Here are records with pictures in them. Copy all of them exactly and leave the pictures out.
⁂
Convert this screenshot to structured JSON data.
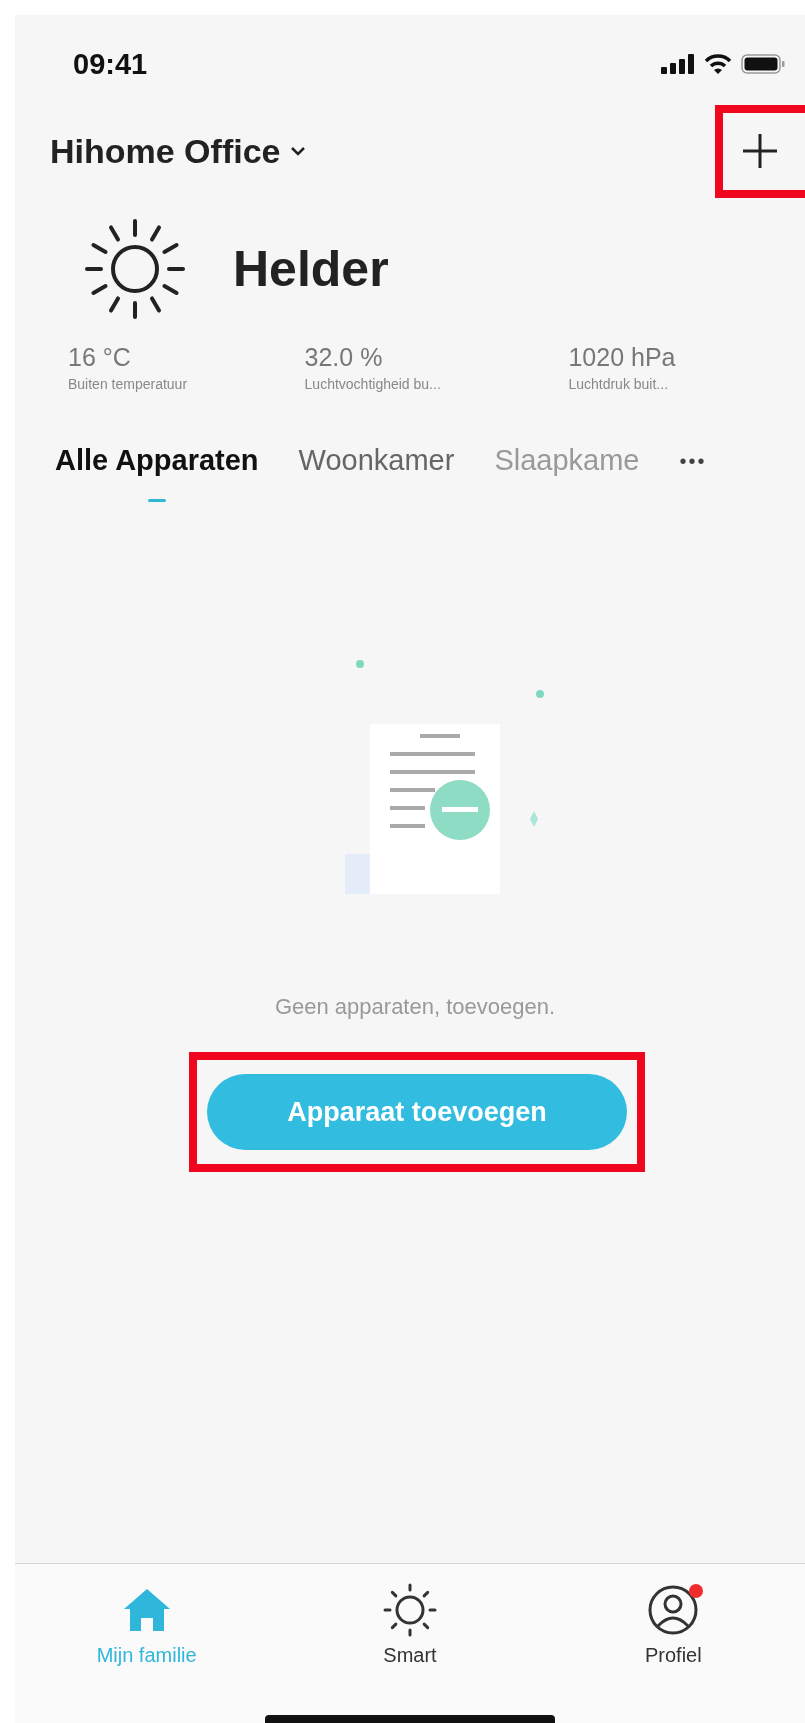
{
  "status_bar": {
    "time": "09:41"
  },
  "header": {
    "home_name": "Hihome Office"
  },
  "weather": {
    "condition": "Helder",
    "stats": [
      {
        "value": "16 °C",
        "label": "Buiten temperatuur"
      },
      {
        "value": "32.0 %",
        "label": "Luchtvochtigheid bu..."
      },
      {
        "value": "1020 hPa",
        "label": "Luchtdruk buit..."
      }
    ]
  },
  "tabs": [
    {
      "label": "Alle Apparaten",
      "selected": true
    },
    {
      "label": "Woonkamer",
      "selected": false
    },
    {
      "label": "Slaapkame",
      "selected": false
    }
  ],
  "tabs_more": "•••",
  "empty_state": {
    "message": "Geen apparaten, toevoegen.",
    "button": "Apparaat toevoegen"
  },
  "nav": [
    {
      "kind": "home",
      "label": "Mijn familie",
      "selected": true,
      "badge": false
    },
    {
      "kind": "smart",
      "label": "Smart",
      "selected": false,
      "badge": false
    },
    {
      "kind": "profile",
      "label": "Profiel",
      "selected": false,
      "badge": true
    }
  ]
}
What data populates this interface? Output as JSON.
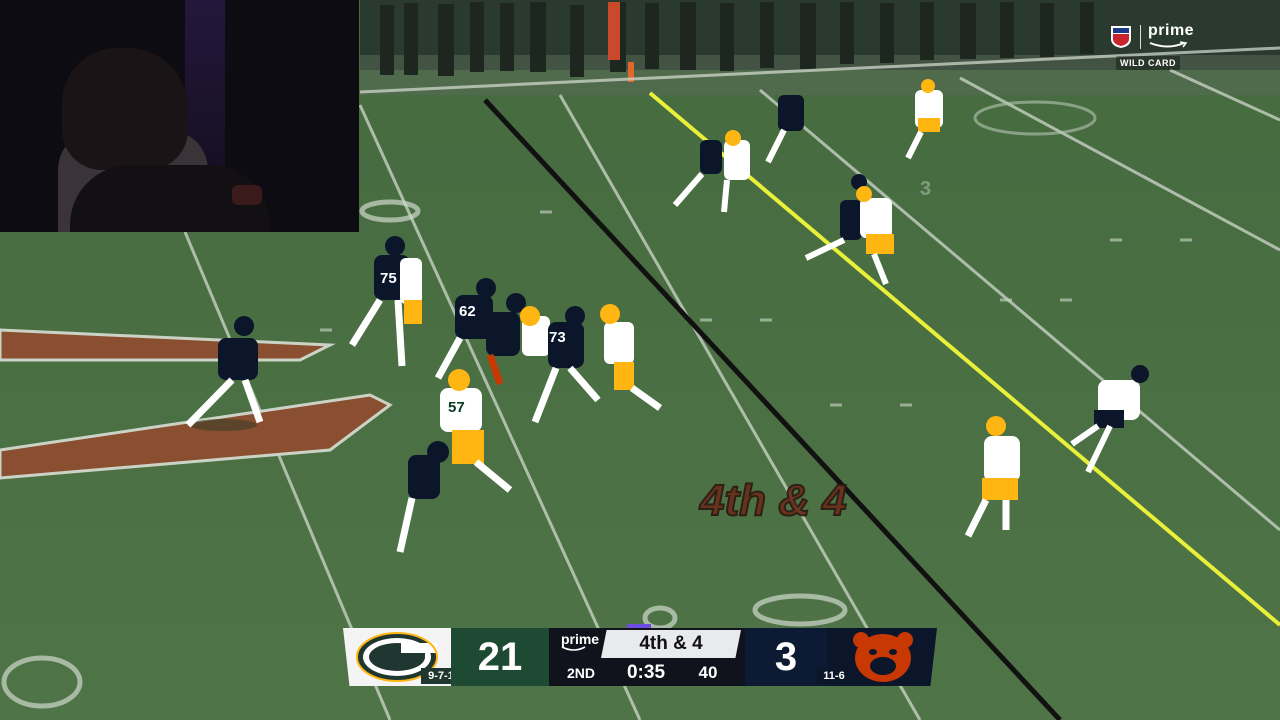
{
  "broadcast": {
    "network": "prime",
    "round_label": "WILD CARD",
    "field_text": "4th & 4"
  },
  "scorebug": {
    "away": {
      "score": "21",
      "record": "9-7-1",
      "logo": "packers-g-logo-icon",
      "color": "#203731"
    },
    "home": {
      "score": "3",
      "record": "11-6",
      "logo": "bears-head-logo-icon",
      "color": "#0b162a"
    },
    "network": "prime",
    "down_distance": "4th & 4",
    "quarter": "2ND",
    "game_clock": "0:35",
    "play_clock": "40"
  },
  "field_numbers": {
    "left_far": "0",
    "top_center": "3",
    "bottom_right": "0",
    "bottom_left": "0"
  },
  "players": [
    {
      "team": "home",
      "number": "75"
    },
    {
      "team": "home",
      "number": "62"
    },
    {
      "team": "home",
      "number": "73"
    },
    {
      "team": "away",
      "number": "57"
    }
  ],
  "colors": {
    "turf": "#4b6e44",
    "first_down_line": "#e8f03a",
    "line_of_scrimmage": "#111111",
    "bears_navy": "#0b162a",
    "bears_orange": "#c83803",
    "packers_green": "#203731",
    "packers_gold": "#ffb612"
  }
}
⁂
### SOLUTION FOR THIS EXERCISE:
Convert this screenshot to structured JSON data.
{
  "status_bar": {
    "time": "09:41"
  },
  "header": {
    "home_name": "Hihome Office"
  },
  "weather": {
    "condition": "Helder",
    "stats": [
      {
        "value": "16 °C",
        "label": "Buiten temperatuur"
      },
      {
        "value": "32.0 %",
        "label": "Luchtvochtigheid bu..."
      },
      {
        "value": "1020 hPa",
        "label": "Luchtdruk buit..."
      }
    ]
  },
  "tabs": [
    {
      "label": "Alle Apparaten",
      "selected": true
    },
    {
      "label": "Woonkamer",
      "selected": false
    },
    {
      "label": "Slaapkame",
      "selected": false
    }
  ],
  "tabs_more": "•••",
  "empty_state": {
    "message": "Geen apparaten, toevoegen.",
    "button": "Apparaat toevoegen"
  },
  "nav": [
    {
      "kind": "home",
      "label": "Mijn familie",
      "selected": true,
      "badge": false
    },
    {
      "kind": "smart",
      "label": "Smart",
      "selected": false,
      "badge": false
    },
    {
      "kind": "profile",
      "label": "Profiel",
      "selected": false,
      "badge": true
    }
  ]
}
What data populates this interface? Output as JSON.
{
  "broadcast": {
    "network": "prime",
    "round_label": "WILD CARD",
    "field_text": "4th & 4"
  },
  "scorebug": {
    "away": {
      "score": "21",
      "record": "9-7-1",
      "logo": "packers-g-logo-icon",
      "color": "#203731"
    },
    "home": {
      "score": "3",
      "record": "11-6",
      "logo": "bears-head-logo-icon",
      "color": "#0b162a"
    },
    "network": "prime",
    "down_distance": "4th & 4",
    "quarter": "2ND",
    "game_clock": "0:35",
    "play_clock": "40"
  },
  "field_numbers": {
    "left_far": "0",
    "top_center": "3",
    "bottom_right": "0",
    "bottom_left": "0"
  },
  "players": [
    {
      "team": "home",
      "number": "75"
    },
    {
      "team": "home",
      "number": "62"
    },
    {
      "team": "home",
      "number": "73"
    },
    {
      "team": "away",
      "number": "57"
    }
  ],
  "colors": {
    "turf": "#4b6e44",
    "first_down_line": "#e8f03a",
    "line_of_scrimmage": "#111111",
    "bears_navy": "#0b162a",
    "bears_orange": "#c83803",
    "packers_green": "#203731",
    "packers_gold": "#ffb612"
  }
}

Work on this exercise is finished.